Records shown
────────────────────────────────────────

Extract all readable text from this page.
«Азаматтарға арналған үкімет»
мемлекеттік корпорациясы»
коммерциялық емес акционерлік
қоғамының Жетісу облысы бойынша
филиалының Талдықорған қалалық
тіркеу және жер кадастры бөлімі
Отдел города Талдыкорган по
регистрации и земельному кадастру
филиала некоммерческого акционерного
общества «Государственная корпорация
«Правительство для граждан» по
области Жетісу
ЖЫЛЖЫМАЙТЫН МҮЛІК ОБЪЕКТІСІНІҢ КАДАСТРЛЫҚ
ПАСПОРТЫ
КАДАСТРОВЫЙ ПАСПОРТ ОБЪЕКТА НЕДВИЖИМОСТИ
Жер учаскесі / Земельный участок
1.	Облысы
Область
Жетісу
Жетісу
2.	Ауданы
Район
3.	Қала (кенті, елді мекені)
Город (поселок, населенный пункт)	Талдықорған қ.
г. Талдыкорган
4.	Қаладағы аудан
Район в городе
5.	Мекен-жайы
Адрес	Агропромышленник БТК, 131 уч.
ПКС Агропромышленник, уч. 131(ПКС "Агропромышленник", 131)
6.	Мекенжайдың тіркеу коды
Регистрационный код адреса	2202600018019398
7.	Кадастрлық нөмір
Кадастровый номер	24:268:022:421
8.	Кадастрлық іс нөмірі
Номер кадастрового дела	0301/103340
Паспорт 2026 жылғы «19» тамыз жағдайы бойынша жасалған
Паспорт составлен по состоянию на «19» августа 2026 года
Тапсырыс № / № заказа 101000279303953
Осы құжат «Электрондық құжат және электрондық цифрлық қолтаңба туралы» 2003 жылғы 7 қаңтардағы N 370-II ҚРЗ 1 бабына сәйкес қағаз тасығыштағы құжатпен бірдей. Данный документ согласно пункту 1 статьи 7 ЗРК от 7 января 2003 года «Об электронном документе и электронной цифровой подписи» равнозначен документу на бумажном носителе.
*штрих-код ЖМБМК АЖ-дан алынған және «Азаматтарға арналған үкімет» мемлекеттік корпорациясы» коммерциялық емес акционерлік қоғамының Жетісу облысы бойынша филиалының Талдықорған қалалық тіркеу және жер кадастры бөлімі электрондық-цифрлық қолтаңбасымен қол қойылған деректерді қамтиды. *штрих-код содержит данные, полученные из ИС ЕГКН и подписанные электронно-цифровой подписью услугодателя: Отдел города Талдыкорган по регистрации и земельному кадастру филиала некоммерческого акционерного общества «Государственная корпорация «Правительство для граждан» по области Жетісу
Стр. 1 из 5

────────────────────────────────────────

Stated task
From the listing above, collect each line in which the string "Агропромышленник" appears.

Problem solution
Адрес	Агропромышленник БТК, 131 уч.
ПКС Агропромышленник, уч. 131(ПКС "Агропромышленник", 131)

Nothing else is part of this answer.